Brief » Repeat, exactly and only, the lines from the one containing "Decode this image" to the last line, inclusive; do not repeat the pictures.

Record set »
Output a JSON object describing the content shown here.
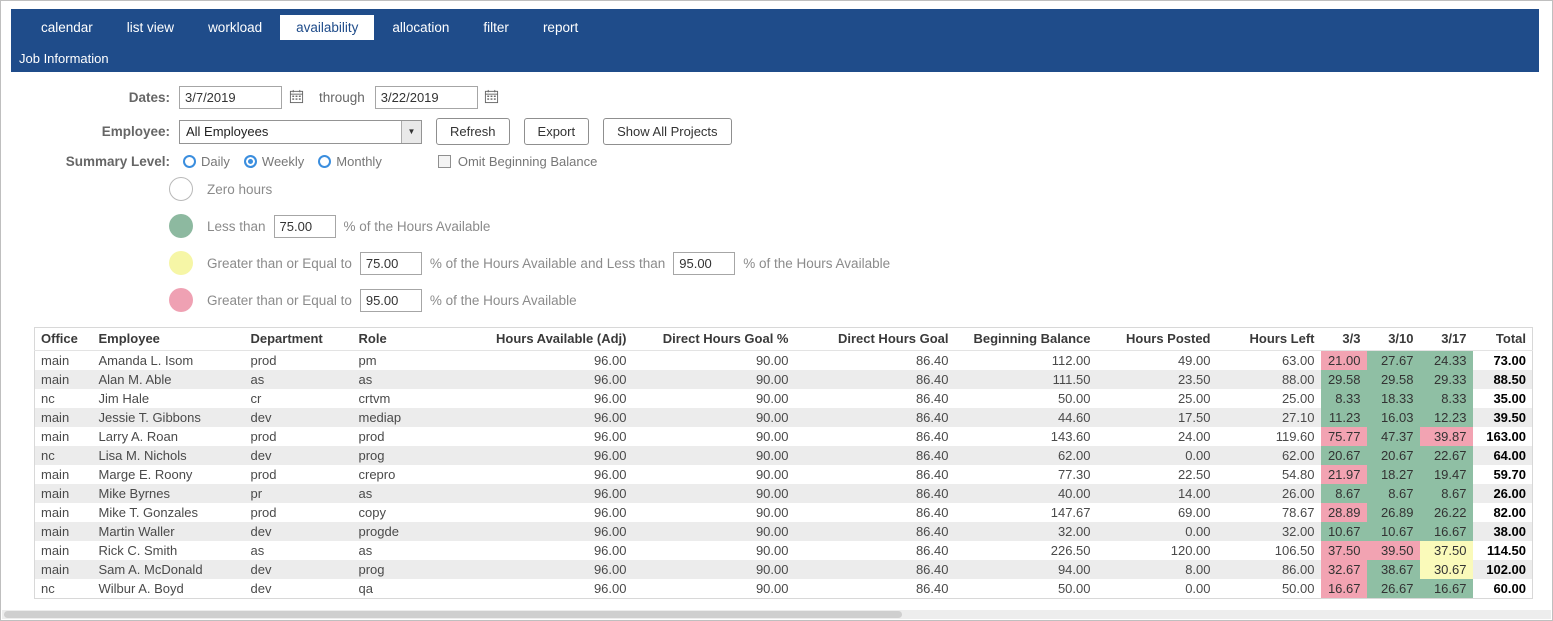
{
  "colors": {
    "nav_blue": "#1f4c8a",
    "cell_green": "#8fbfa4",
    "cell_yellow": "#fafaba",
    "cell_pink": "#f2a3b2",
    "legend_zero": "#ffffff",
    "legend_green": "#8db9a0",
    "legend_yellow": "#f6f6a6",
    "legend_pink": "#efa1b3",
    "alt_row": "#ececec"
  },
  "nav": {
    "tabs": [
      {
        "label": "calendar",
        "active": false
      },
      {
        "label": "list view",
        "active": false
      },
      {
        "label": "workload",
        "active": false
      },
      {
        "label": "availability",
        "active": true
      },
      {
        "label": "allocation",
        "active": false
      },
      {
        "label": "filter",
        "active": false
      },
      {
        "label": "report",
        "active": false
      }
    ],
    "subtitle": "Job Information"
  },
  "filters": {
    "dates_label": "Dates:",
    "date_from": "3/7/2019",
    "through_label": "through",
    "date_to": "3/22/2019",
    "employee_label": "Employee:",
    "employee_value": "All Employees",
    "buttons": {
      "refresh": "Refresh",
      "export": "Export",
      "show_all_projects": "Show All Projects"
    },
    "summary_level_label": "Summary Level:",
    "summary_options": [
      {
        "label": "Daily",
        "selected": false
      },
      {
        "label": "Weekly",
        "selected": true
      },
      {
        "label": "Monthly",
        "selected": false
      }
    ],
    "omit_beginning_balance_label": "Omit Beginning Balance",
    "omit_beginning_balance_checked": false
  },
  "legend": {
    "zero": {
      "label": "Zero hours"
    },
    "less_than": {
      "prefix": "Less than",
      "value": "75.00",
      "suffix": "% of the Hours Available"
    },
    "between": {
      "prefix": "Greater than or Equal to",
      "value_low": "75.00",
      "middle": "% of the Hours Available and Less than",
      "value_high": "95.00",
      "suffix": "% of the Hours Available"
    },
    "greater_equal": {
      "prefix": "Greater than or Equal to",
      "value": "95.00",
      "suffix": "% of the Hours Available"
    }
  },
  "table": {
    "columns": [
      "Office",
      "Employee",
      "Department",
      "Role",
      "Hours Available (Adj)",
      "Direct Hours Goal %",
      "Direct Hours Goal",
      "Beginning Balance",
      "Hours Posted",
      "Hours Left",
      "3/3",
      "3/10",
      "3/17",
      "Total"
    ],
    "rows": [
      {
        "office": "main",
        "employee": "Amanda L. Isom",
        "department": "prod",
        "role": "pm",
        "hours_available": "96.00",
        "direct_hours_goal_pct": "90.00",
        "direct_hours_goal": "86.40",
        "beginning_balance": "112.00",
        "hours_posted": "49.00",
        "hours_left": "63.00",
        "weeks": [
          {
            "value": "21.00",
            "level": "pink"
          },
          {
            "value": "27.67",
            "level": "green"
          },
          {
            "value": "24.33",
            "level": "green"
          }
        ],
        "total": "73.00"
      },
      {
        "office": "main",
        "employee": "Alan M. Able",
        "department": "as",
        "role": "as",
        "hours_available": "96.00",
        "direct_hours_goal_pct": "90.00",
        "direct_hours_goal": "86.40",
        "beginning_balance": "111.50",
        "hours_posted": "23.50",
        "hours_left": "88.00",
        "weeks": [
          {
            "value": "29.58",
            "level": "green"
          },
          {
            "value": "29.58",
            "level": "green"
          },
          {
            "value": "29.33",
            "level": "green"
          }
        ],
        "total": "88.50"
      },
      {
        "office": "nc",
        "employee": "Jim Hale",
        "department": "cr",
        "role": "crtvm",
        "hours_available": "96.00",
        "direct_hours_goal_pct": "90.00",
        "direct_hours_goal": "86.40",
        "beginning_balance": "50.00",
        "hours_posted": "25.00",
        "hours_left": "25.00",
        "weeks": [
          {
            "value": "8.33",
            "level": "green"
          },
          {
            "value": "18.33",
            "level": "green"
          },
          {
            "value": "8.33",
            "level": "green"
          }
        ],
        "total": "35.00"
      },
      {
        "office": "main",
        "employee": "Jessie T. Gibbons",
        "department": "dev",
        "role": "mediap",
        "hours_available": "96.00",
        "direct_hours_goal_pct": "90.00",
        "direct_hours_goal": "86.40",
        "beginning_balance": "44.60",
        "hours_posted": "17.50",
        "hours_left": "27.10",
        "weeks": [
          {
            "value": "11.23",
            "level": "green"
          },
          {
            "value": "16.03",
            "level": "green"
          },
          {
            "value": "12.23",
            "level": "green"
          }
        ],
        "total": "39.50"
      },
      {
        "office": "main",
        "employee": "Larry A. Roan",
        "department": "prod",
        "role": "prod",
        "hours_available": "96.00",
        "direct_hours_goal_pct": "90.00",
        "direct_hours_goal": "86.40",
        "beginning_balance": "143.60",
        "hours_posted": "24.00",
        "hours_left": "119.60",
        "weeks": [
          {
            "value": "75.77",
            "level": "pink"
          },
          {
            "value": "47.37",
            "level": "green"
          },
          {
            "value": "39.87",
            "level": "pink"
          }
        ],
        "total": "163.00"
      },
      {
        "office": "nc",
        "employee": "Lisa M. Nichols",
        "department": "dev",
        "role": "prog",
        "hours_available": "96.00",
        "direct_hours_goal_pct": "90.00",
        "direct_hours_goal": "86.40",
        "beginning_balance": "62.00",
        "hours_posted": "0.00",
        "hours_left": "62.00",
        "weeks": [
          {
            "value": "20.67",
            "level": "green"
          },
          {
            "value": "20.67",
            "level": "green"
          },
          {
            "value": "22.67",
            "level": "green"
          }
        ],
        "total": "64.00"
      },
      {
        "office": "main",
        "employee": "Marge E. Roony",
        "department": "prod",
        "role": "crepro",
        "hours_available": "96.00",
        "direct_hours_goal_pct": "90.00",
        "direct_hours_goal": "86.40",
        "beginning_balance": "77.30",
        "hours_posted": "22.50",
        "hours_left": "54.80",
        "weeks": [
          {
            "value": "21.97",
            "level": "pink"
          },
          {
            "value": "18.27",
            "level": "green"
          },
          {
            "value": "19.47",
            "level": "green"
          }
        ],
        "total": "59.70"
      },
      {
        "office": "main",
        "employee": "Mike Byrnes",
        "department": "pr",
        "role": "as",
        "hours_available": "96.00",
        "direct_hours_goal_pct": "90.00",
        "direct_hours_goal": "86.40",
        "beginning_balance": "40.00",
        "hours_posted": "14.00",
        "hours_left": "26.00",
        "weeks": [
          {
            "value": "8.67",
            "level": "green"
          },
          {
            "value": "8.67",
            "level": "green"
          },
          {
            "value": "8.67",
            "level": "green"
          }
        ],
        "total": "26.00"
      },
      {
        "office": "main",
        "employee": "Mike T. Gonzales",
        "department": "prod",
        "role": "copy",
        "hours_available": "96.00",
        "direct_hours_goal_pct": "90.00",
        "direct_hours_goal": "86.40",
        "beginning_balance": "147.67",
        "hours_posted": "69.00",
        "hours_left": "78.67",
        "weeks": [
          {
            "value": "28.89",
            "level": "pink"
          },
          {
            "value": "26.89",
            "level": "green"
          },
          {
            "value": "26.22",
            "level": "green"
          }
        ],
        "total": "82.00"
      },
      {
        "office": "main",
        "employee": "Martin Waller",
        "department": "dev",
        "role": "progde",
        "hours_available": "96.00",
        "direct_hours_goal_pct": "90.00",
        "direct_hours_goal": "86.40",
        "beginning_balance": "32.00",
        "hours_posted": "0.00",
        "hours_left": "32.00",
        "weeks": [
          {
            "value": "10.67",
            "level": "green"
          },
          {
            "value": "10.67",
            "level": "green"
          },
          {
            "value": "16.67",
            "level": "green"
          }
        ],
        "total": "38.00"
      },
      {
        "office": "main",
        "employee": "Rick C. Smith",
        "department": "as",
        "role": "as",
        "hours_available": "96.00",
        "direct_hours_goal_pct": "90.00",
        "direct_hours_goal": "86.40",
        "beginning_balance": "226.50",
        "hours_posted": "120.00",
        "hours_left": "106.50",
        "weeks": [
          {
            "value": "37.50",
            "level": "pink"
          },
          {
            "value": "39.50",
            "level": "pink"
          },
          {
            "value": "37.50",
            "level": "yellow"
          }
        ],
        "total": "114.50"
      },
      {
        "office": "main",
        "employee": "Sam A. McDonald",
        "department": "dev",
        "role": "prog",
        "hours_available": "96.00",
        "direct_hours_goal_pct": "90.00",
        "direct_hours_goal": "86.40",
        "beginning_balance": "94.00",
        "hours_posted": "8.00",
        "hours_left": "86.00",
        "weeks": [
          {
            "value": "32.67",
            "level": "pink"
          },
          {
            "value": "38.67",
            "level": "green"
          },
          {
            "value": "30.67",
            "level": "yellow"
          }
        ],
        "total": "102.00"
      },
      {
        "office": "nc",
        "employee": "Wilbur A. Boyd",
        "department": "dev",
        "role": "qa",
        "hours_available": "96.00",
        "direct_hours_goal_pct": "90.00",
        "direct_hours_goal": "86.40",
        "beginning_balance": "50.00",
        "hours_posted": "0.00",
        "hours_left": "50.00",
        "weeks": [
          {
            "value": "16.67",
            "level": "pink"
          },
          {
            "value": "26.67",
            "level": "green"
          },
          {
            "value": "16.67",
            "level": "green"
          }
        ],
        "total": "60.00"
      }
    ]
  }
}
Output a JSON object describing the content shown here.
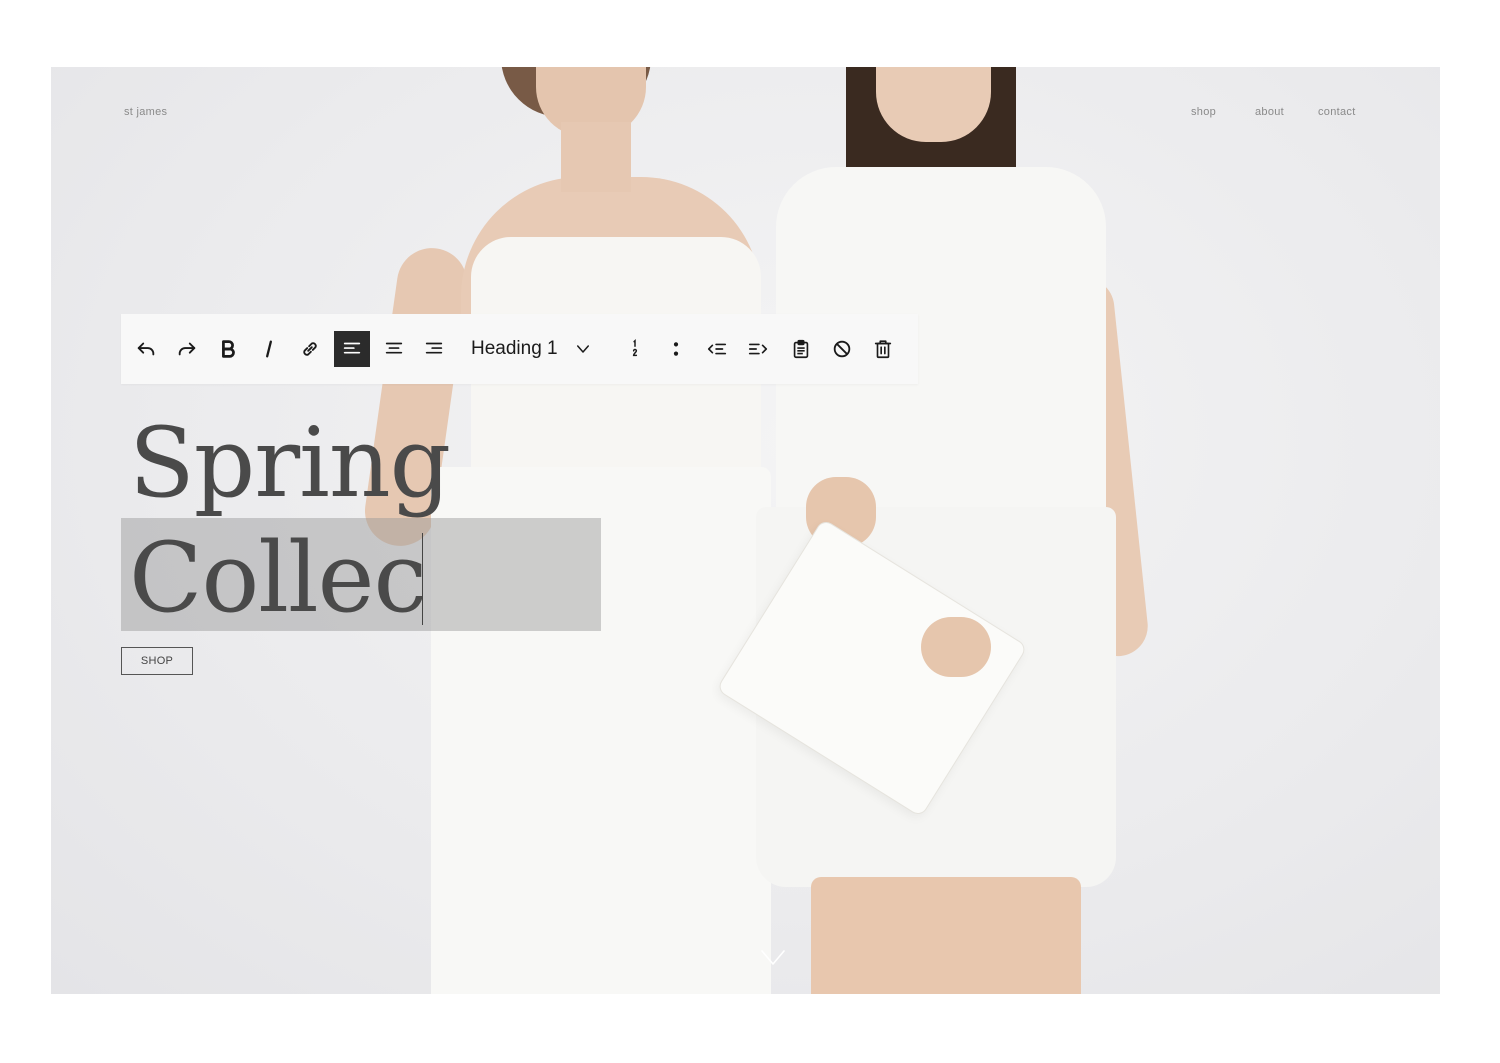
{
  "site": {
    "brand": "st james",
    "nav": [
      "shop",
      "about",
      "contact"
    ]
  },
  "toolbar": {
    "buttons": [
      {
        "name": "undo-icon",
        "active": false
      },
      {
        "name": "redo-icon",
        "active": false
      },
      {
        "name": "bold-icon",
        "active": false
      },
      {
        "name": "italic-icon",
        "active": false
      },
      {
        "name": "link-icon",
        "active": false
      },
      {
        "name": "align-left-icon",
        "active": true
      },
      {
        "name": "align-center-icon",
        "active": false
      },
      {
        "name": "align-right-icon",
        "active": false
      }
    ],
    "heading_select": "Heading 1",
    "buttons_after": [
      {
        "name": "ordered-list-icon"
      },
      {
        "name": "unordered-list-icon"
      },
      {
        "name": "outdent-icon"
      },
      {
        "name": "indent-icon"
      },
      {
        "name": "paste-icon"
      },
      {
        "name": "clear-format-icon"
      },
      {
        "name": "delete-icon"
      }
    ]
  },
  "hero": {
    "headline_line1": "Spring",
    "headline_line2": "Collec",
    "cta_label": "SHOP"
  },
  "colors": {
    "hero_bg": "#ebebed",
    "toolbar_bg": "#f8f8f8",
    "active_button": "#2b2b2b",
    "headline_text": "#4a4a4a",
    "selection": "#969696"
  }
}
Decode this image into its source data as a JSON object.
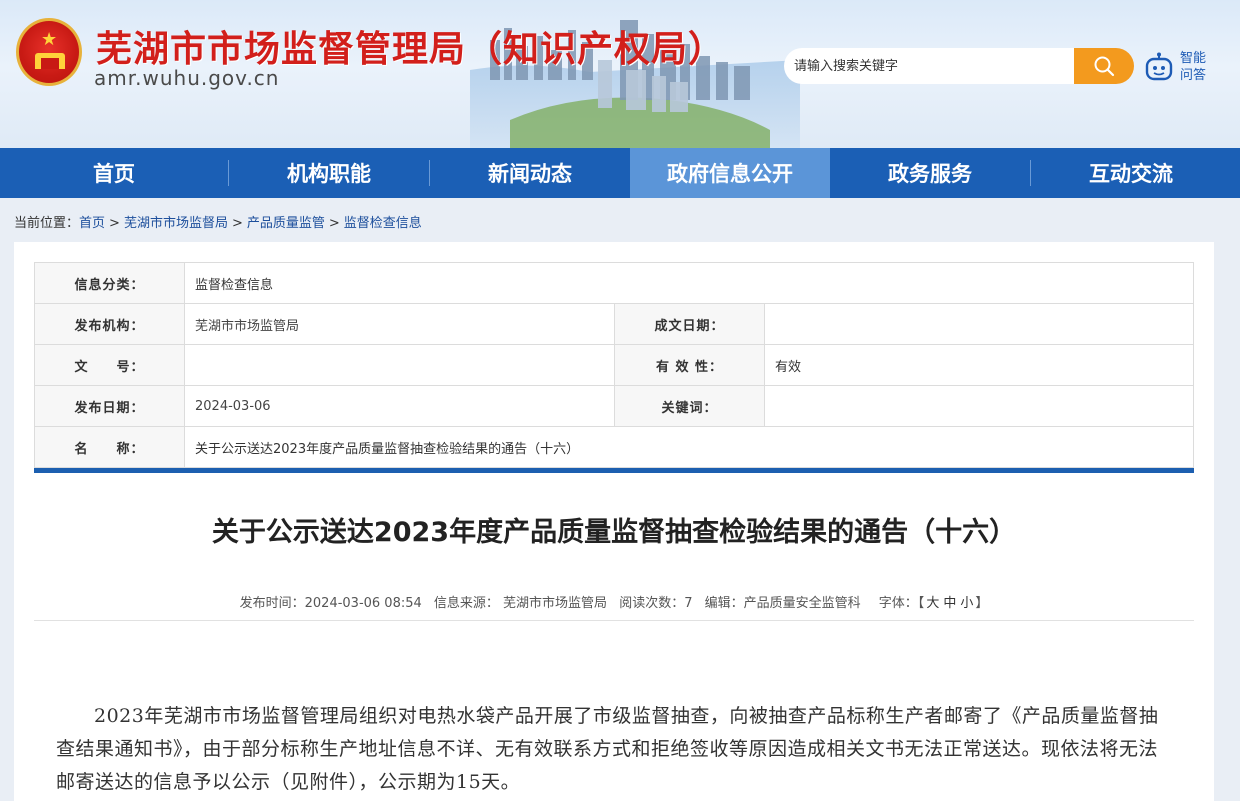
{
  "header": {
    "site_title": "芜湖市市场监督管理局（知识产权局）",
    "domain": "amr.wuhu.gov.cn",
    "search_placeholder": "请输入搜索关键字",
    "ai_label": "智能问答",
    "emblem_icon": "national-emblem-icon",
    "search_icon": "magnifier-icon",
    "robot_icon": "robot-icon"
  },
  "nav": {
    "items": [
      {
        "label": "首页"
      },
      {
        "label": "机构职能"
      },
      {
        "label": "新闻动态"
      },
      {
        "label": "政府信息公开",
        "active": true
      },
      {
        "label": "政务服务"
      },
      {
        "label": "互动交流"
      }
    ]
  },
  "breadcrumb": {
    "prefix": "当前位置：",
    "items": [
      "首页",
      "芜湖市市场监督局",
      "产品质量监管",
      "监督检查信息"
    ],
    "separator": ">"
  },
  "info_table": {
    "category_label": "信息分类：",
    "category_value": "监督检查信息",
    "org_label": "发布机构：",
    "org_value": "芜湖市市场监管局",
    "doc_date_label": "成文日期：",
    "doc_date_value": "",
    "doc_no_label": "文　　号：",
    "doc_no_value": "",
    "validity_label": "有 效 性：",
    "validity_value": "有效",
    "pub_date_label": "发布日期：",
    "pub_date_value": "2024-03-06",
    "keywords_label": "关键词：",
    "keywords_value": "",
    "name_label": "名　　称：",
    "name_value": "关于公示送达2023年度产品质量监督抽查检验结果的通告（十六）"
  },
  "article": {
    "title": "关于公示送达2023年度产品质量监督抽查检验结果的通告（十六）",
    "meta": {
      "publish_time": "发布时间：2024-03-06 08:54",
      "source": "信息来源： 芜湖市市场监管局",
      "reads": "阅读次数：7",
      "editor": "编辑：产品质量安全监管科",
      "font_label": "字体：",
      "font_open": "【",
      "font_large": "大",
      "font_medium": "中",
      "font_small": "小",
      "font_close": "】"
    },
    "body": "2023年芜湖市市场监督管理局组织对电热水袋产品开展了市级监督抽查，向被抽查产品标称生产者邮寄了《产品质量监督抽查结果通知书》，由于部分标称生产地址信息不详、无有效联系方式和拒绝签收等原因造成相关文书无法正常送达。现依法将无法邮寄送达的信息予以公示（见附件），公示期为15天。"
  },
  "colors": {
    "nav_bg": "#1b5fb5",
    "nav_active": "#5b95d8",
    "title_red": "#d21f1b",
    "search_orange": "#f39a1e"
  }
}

Response »
Decode this image into its source data as a JSON object.
{
  "header": {
    "site_title": "芜湖市市场监督管理局（知识产权局）",
    "domain": "amr.wuhu.gov.cn",
    "search_placeholder": "请输入搜索关键字",
    "ai_label": "智能问答",
    "emblem_icon": "national-emblem-icon",
    "search_icon": "magnifier-icon",
    "robot_icon": "robot-icon"
  },
  "nav": {
    "items": [
      {
        "label": "首页"
      },
      {
        "label": "机构职能"
      },
      {
        "label": "新闻动态"
      },
      {
        "label": "政府信息公开",
        "active": true
      },
      {
        "label": "政务服务"
      },
      {
        "label": "互动交流"
      }
    ]
  },
  "breadcrumb": {
    "prefix": "当前位置：",
    "items": [
      "首页",
      "芜湖市市场监督局",
      "产品质量监管",
      "监督检查信息"
    ],
    "separator": ">"
  },
  "info_table": {
    "category_label": "信息分类：",
    "category_value": "监督检查信息",
    "org_label": "发布机构：",
    "org_value": "芜湖市市场监管局",
    "doc_date_label": "成文日期：",
    "doc_date_value": "",
    "doc_no_label": "文　　号：",
    "doc_no_value": "",
    "validity_label": "有 效 性：",
    "validity_value": "有效",
    "pub_date_label": "发布日期：",
    "pub_date_value": "2024-03-06",
    "keywords_label": "关键词：",
    "keywords_value": "",
    "name_label": "名　　称：",
    "name_value": "关于公示送达2023年度产品质量监督抽查检验结果的通告（十六）"
  },
  "article": {
    "title": "关于公示送达2023年度产品质量监督抽查检验结果的通告（十六）",
    "meta": {
      "publish_time": "发布时间：2024-03-06 08:54",
      "source": "信息来源： 芜湖市市场监管局",
      "reads": "阅读次数：7",
      "editor": "编辑：产品质量安全监管科",
      "font_label": "字体：",
      "font_open": "【",
      "font_large": "大",
      "font_medium": "中",
      "font_small": "小",
      "font_close": "】"
    },
    "body": "2023年芜湖市市场监督管理局组织对电热水袋产品开展了市级监督抽查，向被抽查产品标称生产者邮寄了《产品质量监督抽查结果通知书》，由于部分标称生产地址信息不详、无有效联系方式和拒绝签收等原因造成相关文书无法正常送达。现依法将无法邮寄送达的信息予以公示（见附件），公示期为15天。"
  },
  "colors": {
    "nav_bg": "#1b5fb5",
    "nav_active": "#5b95d8",
    "title_red": "#d21f1b",
    "search_orange": "#f39a1e"
  }
}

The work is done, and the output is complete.